§ **EXERCISE DIRECTIONS**:
Find the string "icon" in the data, then copy every line where it is found.

§ **SOURCE DATA**:
------------------------
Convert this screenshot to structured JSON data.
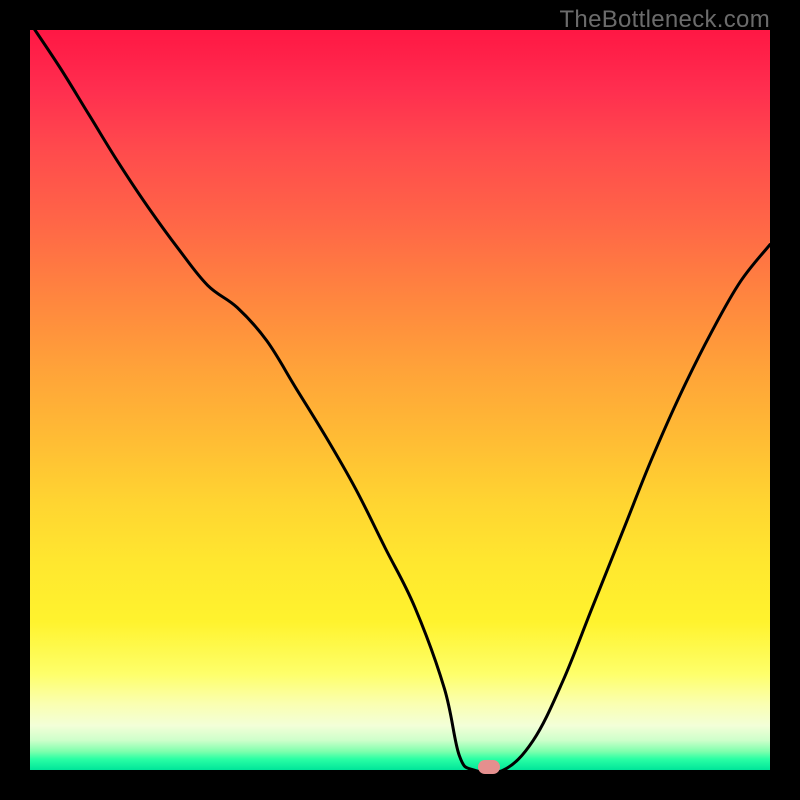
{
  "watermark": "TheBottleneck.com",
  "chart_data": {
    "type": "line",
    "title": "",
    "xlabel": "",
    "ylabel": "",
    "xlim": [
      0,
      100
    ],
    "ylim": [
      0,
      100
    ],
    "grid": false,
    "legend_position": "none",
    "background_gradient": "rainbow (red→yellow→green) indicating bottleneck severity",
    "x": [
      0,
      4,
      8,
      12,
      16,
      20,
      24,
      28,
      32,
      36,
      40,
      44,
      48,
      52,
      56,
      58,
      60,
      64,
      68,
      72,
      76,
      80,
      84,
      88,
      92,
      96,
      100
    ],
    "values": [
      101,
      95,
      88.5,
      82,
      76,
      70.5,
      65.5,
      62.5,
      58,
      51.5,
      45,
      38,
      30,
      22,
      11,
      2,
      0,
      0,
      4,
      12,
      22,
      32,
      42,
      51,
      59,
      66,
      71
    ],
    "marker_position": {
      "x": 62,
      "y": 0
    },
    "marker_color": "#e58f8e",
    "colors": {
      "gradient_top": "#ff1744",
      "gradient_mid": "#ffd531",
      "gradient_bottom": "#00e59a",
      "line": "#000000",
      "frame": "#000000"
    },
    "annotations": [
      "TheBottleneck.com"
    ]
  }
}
------------------------
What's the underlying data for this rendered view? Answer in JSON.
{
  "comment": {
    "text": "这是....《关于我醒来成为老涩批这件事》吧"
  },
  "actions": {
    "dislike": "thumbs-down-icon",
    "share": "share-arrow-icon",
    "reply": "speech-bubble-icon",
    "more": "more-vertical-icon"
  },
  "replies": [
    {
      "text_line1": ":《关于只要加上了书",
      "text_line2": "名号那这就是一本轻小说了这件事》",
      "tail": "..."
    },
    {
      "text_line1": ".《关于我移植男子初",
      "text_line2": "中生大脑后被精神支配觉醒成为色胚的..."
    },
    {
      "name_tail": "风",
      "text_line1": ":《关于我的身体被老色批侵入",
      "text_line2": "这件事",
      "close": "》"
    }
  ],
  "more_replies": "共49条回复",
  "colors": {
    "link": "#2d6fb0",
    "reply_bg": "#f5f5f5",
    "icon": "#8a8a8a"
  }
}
------------------------
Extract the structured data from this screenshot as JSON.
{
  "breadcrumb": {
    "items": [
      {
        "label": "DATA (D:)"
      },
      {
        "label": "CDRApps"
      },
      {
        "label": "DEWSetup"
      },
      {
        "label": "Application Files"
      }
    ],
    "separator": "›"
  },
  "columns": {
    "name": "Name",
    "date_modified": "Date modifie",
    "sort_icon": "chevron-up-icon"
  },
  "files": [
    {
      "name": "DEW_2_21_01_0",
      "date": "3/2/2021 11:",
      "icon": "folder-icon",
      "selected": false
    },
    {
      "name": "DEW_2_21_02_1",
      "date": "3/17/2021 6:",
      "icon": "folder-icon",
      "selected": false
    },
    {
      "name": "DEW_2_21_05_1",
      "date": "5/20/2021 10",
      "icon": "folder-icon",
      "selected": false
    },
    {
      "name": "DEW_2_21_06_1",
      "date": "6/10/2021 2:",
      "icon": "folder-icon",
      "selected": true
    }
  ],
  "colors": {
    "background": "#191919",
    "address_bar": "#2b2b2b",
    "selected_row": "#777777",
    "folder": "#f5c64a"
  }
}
------------------------
§ **RESPONSE TO THIS EXERCISE**:
    "dislike": "thumbs-down-icon",
    "share": "share-arrow-icon",
    "reply": "speech-bubble-icon",
    "more": "more-vertical-icon"
    "icon": "#8a8a8a"
    "sort_icon": "chevron-up-icon"
      "icon": "folder-icon",
      "icon": "folder-icon",
      "icon": "folder-icon",
      "icon": "folder-icon",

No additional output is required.